RECORDS SUPPLIED:
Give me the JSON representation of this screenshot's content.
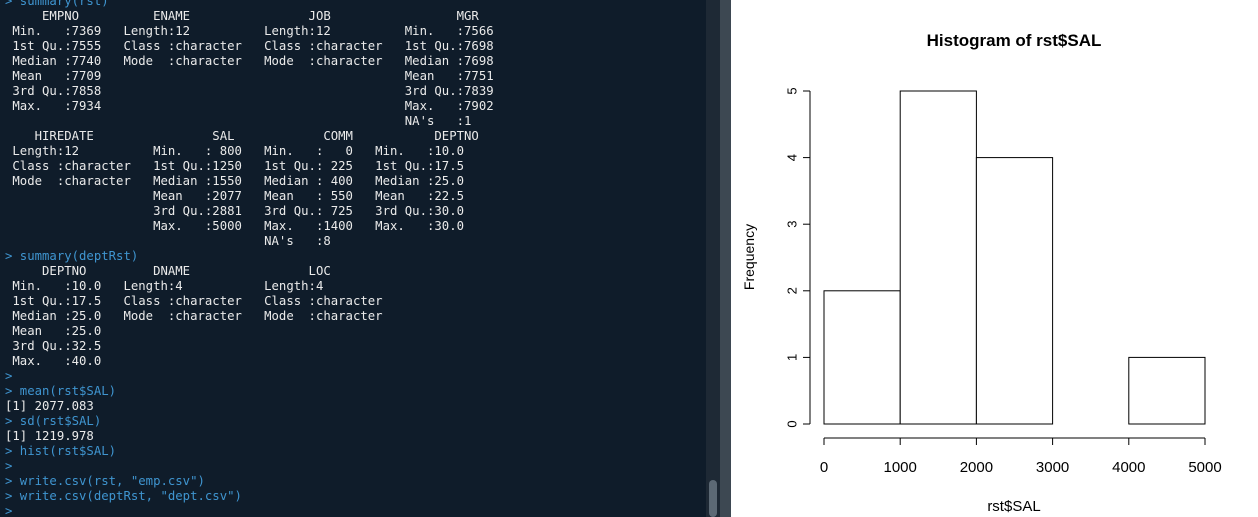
{
  "console": {
    "lines": [
      {
        "text": "> summary(rst)",
        "cmd": true
      },
      {
        "text": "     EMPNO          ENAME                JOB                 MGR",
        "cmd": false
      },
      {
        "text": " Min.   :7369   Length:12          Length:12          Min.   :7566",
        "cmd": false
      },
      {
        "text": " 1st Qu.:7555   Class :character   Class :character   1st Qu.:7698",
        "cmd": false
      },
      {
        "text": " Median :7740   Mode  :character   Mode  :character   Median :7698",
        "cmd": false
      },
      {
        "text": " Mean   :7709                                         Mean   :7751",
        "cmd": false
      },
      {
        "text": " 3rd Qu.:7858                                         3rd Qu.:7839",
        "cmd": false
      },
      {
        "text": " Max.   :7934                                         Max.   :7902",
        "cmd": false
      },
      {
        "text": "                                                      NA's   :1",
        "cmd": false
      },
      {
        "text": "    HIREDATE                SAL            COMM           DEPTNO",
        "cmd": false
      },
      {
        "text": " Length:12          Min.   : 800   Min.   :   0   Min.   :10.0",
        "cmd": false
      },
      {
        "text": " Class :character   1st Qu.:1250   1st Qu.: 225   1st Qu.:17.5",
        "cmd": false
      },
      {
        "text": " Mode  :character   Median :1550   Median : 400   Median :25.0",
        "cmd": false
      },
      {
        "text": "                    Mean   :2077   Mean   : 550   Mean   :22.5",
        "cmd": false
      },
      {
        "text": "                    3rd Qu.:2881   3rd Qu.: 725   3rd Qu.:30.0",
        "cmd": false
      },
      {
        "text": "                    Max.   :5000   Max.   :1400   Max.   :30.0",
        "cmd": false
      },
      {
        "text": "                                   NA's   :8",
        "cmd": false
      },
      {
        "text": "> summary(deptRst)",
        "cmd": true
      },
      {
        "text": "     DEPTNO         DNAME                LOC",
        "cmd": false
      },
      {
        "text": " Min.   :10.0   Length:4           Length:4",
        "cmd": false
      },
      {
        "text": " 1st Qu.:17.5   Class :character   Class :character",
        "cmd": false
      },
      {
        "text": " Median :25.0   Mode  :character   Mode  :character",
        "cmd": false
      },
      {
        "text": " Mean   :25.0",
        "cmd": false
      },
      {
        "text": " 3rd Qu.:32.5",
        "cmd": false
      },
      {
        "text": " Max.   :40.0",
        "cmd": false
      },
      {
        "text": ">",
        "cmd": true
      },
      {
        "text": "> mean(rst$SAL)",
        "cmd": true
      },
      {
        "text": "[1] 2077.083",
        "cmd": false
      },
      {
        "text": "> sd(rst$SAL)",
        "cmd": true
      },
      {
        "text": "[1] 1219.978",
        "cmd": false
      },
      {
        "text": "> hist(rst$SAL)",
        "cmd": true
      },
      {
        "text": ">",
        "cmd": true
      },
      {
        "text": "> write.csv(rst, \"emp.csv\")",
        "cmd": true
      },
      {
        "text": "> write.csv(deptRst, \"dept.csv\")",
        "cmd": true
      },
      {
        "text": "> ",
        "cmd": true
      }
    ],
    "colors": {
      "background": "#0f1c2a",
      "output": "#eaeaea",
      "command": "#3f95d0"
    }
  },
  "chart_data": {
    "type": "bar",
    "title": "Histogram of rst$SAL",
    "xlabel": "rst$SAL",
    "ylabel": "Frequency",
    "bins": [
      {
        "from": 0,
        "to": 1000,
        "count": 2
      },
      {
        "from": 1000,
        "to": 2000,
        "count": 5
      },
      {
        "from": 2000,
        "to": 3000,
        "count": 4
      },
      {
        "from": 3000,
        "to": 4000,
        "count": 0
      },
      {
        "from": 4000,
        "to": 5000,
        "count": 1
      }
    ],
    "xlim": [
      0,
      5000
    ],
    "ylim": [
      0,
      5
    ],
    "xticks": [
      "0",
      "1000",
      "2000",
      "3000",
      "4000",
      "5000"
    ],
    "yticks": [
      "0",
      "1",
      "2",
      "3",
      "4",
      "5"
    ],
    "grid": false,
    "legend": "none"
  }
}
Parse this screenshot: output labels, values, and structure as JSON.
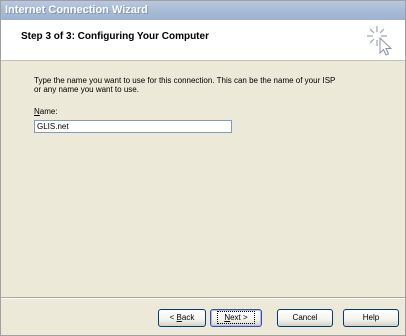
{
  "window": {
    "title": "Internet Connection Wizard"
  },
  "header": {
    "title": "Step 3 of 3: Configuring Your Computer",
    "icon": "wizard-cursor-icon"
  },
  "main": {
    "instruction_line1": "Type the name you want to use for this connection. This can be the name of your ISP",
    "instruction_line2": "or any name you want to use.",
    "name_label_accel": "N",
    "name_label_rest": "ame:",
    "name_value": "GLIS.net"
  },
  "buttons": {
    "back_prefix": "< ",
    "back_accel": "B",
    "back_rest": "ack",
    "next_accel": "N",
    "next_rest": "ext >",
    "cancel": "Cancel",
    "help": "Help"
  },
  "colors": {
    "titlebar": "#a9bbd6",
    "dialog_bg": "#ece9d8",
    "header_bg": "#ffffff"
  }
}
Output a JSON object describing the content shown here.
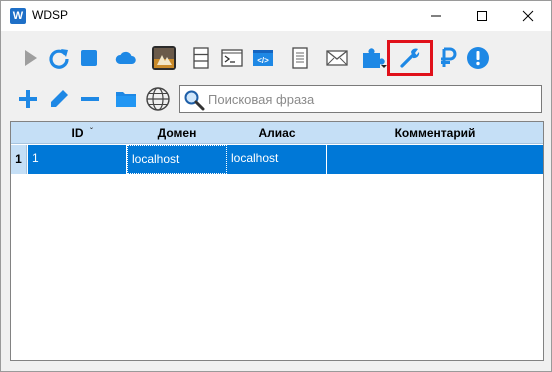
{
  "window": {
    "title": "WDSP",
    "logo_letter": "W"
  },
  "toolbar_row1": [
    {
      "icon": "play-icon",
      "color": "#a0a0a0"
    },
    {
      "icon": "refresh-icon",
      "color": "#1e88e5"
    },
    {
      "icon": "stop-icon",
      "color": "#1e88e5"
    },
    {
      "icon": "cloud-icon",
      "color": "#1e88e5"
    },
    {
      "icon": "landscape-image-icon"
    },
    {
      "icon": "panels-icon"
    },
    {
      "icon": "terminal-icon"
    },
    {
      "icon": "code-icon",
      "color": "#1e88e5"
    },
    {
      "icon": "document-icon"
    },
    {
      "icon": "mail-icon"
    },
    {
      "icon": "plugin-dropdown-icon",
      "color": "#1e88e5"
    },
    {
      "icon": "wrench-icon",
      "color": "#1e88e5",
      "highlighted": true
    },
    {
      "icon": "ruble-icon",
      "color": "#1e88e5"
    },
    {
      "icon": "alert-icon",
      "color": "#1e88e5"
    }
  ],
  "toolbar_row2": [
    {
      "icon": "add-icon"
    },
    {
      "icon": "edit-icon"
    },
    {
      "icon": "remove-icon"
    },
    {
      "icon": "folder-icon"
    },
    {
      "icon": "globe-icon"
    }
  ],
  "search": {
    "placeholder": "Поисковая фраза",
    "value": ""
  },
  "table": {
    "columns": [
      "ID",
      "Домен",
      "Алиас",
      "Комментарий"
    ],
    "rows": [
      {
        "indicator": "1",
        "cells": [
          "1",
          "localhost",
          "localhost",
          ""
        ]
      }
    ]
  },
  "colors": {
    "accent": "#1e88e5",
    "selection": "#0078d7",
    "header": "#c5dff6",
    "highlight_box": "#e0101a"
  }
}
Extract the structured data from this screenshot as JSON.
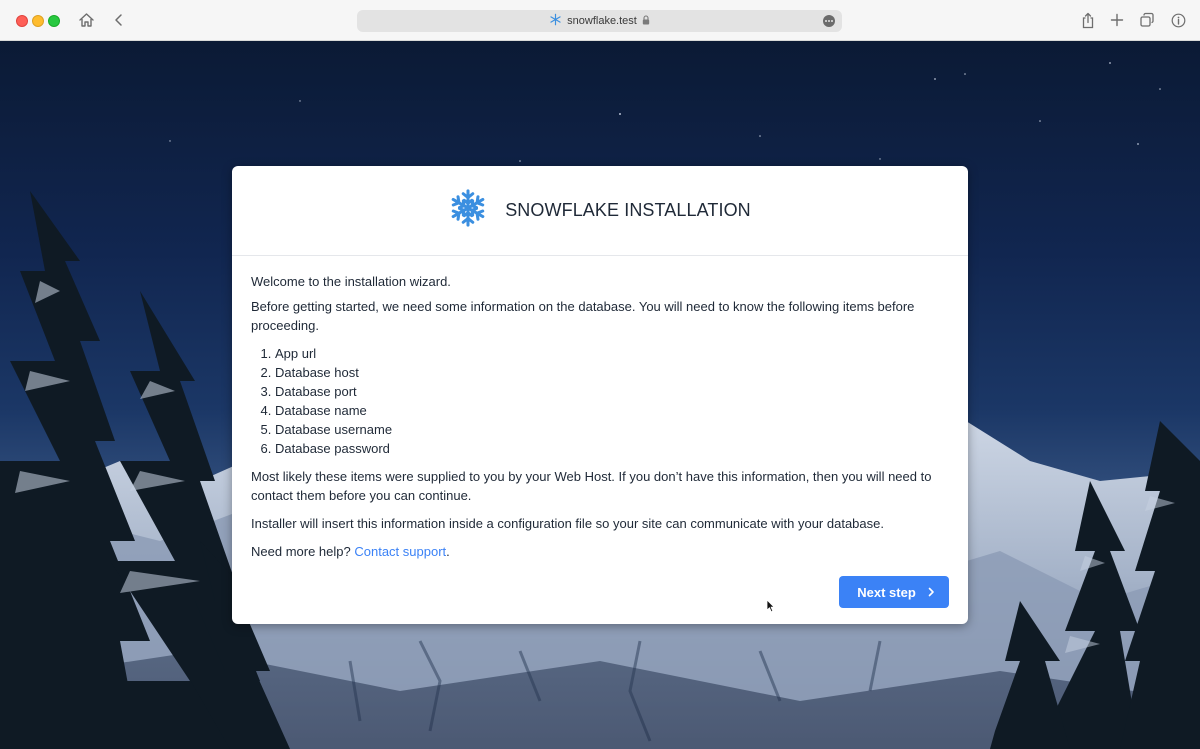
{
  "browser": {
    "url": "snowflake.test",
    "icons": {
      "home": "home-icon",
      "back": "chevron-left-icon",
      "share": "share-icon",
      "new_tab": "plus-icon",
      "tabs": "tabs-overview-icon",
      "info": "info-icon",
      "lock": "lock-icon",
      "more": "more-icon",
      "site": "snowflake-icon"
    }
  },
  "installer": {
    "title": "SNOWFLAKE INSTALLATION",
    "welcome": "Welcome to the installation wizard.",
    "intro": "Before getting started, we need some information on the database. You will need to know the following items before proceeding.",
    "items": [
      "App url",
      "Database host",
      "Database port",
      "Database name",
      "Database username",
      "Database password"
    ],
    "supplied": "Most likely these items were supplied to you by your Web Host. If you don’t have this information, then you will need to contact them before you can continue.",
    "config": "Installer will insert this information inside a configuration file so your site can communicate with your database.",
    "help_prefix": "Need more help?",
    "help_link": "Contact support",
    "help_suffix": ".",
    "next_button": "Next step"
  },
  "colors": {
    "accent": "#3b82f6",
    "logo": "#3b8fe0",
    "text": "#1f2937"
  }
}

TASK GOAL:
Quote the data above in full and without alteration; skip the pictures.

PROBLEM SOLUTION:
Give me the JSON representation of this screenshot's content.
{
  "console": {
    "lines": [
      {
        "text": "> summary(rst)",
        "cmd": true
      },
      {
        "text": "     EMPNO          ENAME                JOB                 MGR",
        "cmd": false
      },
      {
        "text": " Min.   :7369   Length:12          Length:12          Min.   :7566",
        "cmd": false
      },
      {
        "text": " 1st Qu.:7555   Class :character   Class :character   1st Qu.:7698",
        "cmd": false
      },
      {
        "text": " Median :7740   Mode  :character   Mode  :character   Median :7698",
        "cmd": false
      },
      {
        "text": " Mean   :7709                                         Mean   :7751",
        "cmd": false
      },
      {
        "text": " 3rd Qu.:7858                                         3rd Qu.:7839",
        "cmd": false
      },
      {
        "text": " Max.   :7934                                         Max.   :7902",
        "cmd": false
      },
      {
        "text": "                                                      NA's   :1",
        "cmd": false
      },
      {
        "text": "    HIREDATE                SAL            COMM           DEPTNO",
        "cmd": false
      },
      {
        "text": " Length:12          Min.   : 800   Min.   :   0   Min.   :10.0",
        "cmd": false
      },
      {
        "text": " Class :character   1st Qu.:1250   1st Qu.: 225   1st Qu.:17.5",
        "cmd": false
      },
      {
        "text": " Mode  :character   Median :1550   Median : 400   Median :25.0",
        "cmd": false
      },
      {
        "text": "                    Mean   :2077   Mean   : 550   Mean   :22.5",
        "cmd": false
      },
      {
        "text": "                    3rd Qu.:2881   3rd Qu.: 725   3rd Qu.:30.0",
        "cmd": false
      },
      {
        "text": "                    Max.   :5000   Max.   :1400   Max.   :30.0",
        "cmd": false
      },
      {
        "text": "                                   NA's   :8",
        "cmd": false
      },
      {
        "text": "> summary(deptRst)",
        "cmd": true
      },
      {
        "text": "     DEPTNO         DNAME                LOC",
        "cmd": false
      },
      {
        "text": " Min.   :10.0   Length:4           Length:4",
        "cmd": false
      },
      {
        "text": " 1st Qu.:17.5   Class :character   Class :character",
        "cmd": false
      },
      {
        "text": " Median :25.0   Mode  :character   Mode  :character",
        "cmd": false
      },
      {
        "text": " Mean   :25.0",
        "cmd": false
      },
      {
        "text": " 3rd Qu.:32.5",
        "cmd": false
      },
      {
        "text": " Max.   :40.0",
        "cmd": false
      },
      {
        "text": ">",
        "cmd": true
      },
      {
        "text": "> mean(rst$SAL)",
        "cmd": true
      },
      {
        "text": "[1] 2077.083",
        "cmd": false
      },
      {
        "text": "> sd(rst$SAL)",
        "cmd": true
      },
      {
        "text": "[1] 1219.978",
        "cmd": false
      },
      {
        "text": "> hist(rst$SAL)",
        "cmd": true
      },
      {
        "text": ">",
        "cmd": true
      },
      {
        "text": "> write.csv(rst, \"emp.csv\")",
        "cmd": true
      },
      {
        "text": "> write.csv(deptRst, \"dept.csv\")",
        "cmd": true
      },
      {
        "text": "> ",
        "cmd": true
      }
    ],
    "colors": {
      "background": "#0f1c2a",
      "output": "#eaeaea",
      "command": "#3f95d0"
    }
  },
  "chart_data": {
    "type": "bar",
    "title": "Histogram of rst$SAL",
    "xlabel": "rst$SAL",
    "ylabel": "Frequency",
    "bins": [
      {
        "from": 0,
        "to": 1000,
        "count": 2
      },
      {
        "from": 1000,
        "to": 2000,
        "count": 5
      },
      {
        "from": 2000,
        "to": 3000,
        "count": 4
      },
      {
        "from": 3000,
        "to": 4000,
        "count": 0
      },
      {
        "from": 4000,
        "to": 5000,
        "count": 1
      }
    ],
    "xlim": [
      0,
      5000
    ],
    "ylim": [
      0,
      5
    ],
    "xticks": [
      "0",
      "1000",
      "2000",
      "3000",
      "4000",
      "5000"
    ],
    "yticks": [
      "0",
      "1",
      "2",
      "3",
      "4",
      "5"
    ],
    "grid": false,
    "legend": "none"
  }
}
Parse this screenshot: output labels, values, and structure as JSON.
{
  "window": {
    "title": "Internet Connection Wizard"
  },
  "header": {
    "title": "Step 3 of 3: Configuring Your Computer",
    "icon": "wizard-cursor-icon"
  },
  "main": {
    "instruction_line1": "Type the name you want to use for this connection. This can be the name of your ISP",
    "instruction_line2": "or any name you want to use.",
    "name_label_accel": "N",
    "name_label_rest": "ame:",
    "name_value": "GLIS.net"
  },
  "buttons": {
    "back_prefix": "< ",
    "back_accel": "B",
    "back_rest": "ack",
    "next_accel": "N",
    "next_rest": "ext >",
    "cancel": "Cancel",
    "help": "Help"
  },
  "colors": {
    "titlebar": "#a9bbd6",
    "dialog_bg": "#ece9d8",
    "header_bg": "#ffffff"
  }
}
Output a JSON object describing the content shown here.
{
  "window": {
    "title": "WDSP",
    "logo_letter": "W"
  },
  "toolbar_row1": [
    {
      "icon": "play-icon",
      "color": "#a0a0a0"
    },
    {
      "icon": "refresh-icon",
      "color": "#1e88e5"
    },
    {
      "icon": "stop-icon",
      "color": "#1e88e5"
    },
    {
      "icon": "cloud-icon",
      "color": "#1e88e5"
    },
    {
      "icon": "landscape-image-icon"
    },
    {
      "icon": "panels-icon"
    },
    {
      "icon": "terminal-icon"
    },
    {
      "icon": "code-icon",
      "color": "#1e88e5"
    },
    {
      "icon": "document-icon"
    },
    {
      "icon": "mail-icon"
    },
    {
      "icon": "plugin-dropdown-icon",
      "color": "#1e88e5"
    },
    {
      "icon": "wrench-icon",
      "color": "#1e88e5",
      "highlighted": true
    },
    {
      "icon": "ruble-icon",
      "color": "#1e88e5"
    },
    {
      "icon": "alert-icon",
      "color": "#1e88e5"
    }
  ],
  "toolbar_row2": [
    {
      "icon": "add-icon"
    },
    {
      "icon": "edit-icon"
    },
    {
      "icon": "remove-icon"
    },
    {
      "icon": "folder-icon"
    },
    {
      "icon": "globe-icon"
    }
  ],
  "search": {
    "placeholder": "Поисковая фраза",
    "value": ""
  },
  "table": {
    "columns": [
      "ID",
      "Домен",
      "Алиас",
      "Комментарий"
    ],
    "rows": [
      {
        "indicator": "1",
        "cells": [
          "1",
          "localhost",
          "localhost",
          ""
        ]
      }
    ]
  },
  "colors": {
    "accent": "#1e88e5",
    "selection": "#0078d7",
    "header": "#c5dff6",
    "highlight_box": "#e0101a"
  }
}
Extract the structured data from this screenshot as JSON.
{
  "browser": {
    "url": "snowflake.test",
    "icons": {
      "home": "home-icon",
      "back": "chevron-left-icon",
      "share": "share-icon",
      "new_tab": "plus-icon",
      "tabs": "tabs-overview-icon",
      "info": "info-icon",
      "lock": "lock-icon",
      "more": "more-icon",
      "site": "snowflake-icon"
    }
  },
  "installer": {
    "title": "SNOWFLAKE INSTALLATION",
    "welcome": "Welcome to the installation wizard.",
    "intro": "Before getting started, we need some information on the database. You will need to know the following items before proceeding.",
    "items": [
      "App url",
      "Database host",
      "Database port",
      "Database name",
      "Database username",
      "Database password"
    ],
    "supplied": "Most likely these items were supplied to you by your Web Host. If you don’t have this information, then you will need to contact them before you can continue.",
    "config": "Installer will insert this information inside a configuration file so your site can communicate with your database.",
    "help_prefix": "Need more help?",
    "help_link": "Contact support",
    "help_suffix": ".",
    "next_button": "Next step"
  },
  "colors": {
    "accent": "#3b82f6",
    "logo": "#3b8fe0",
    "text": "#1f2937"
  }
}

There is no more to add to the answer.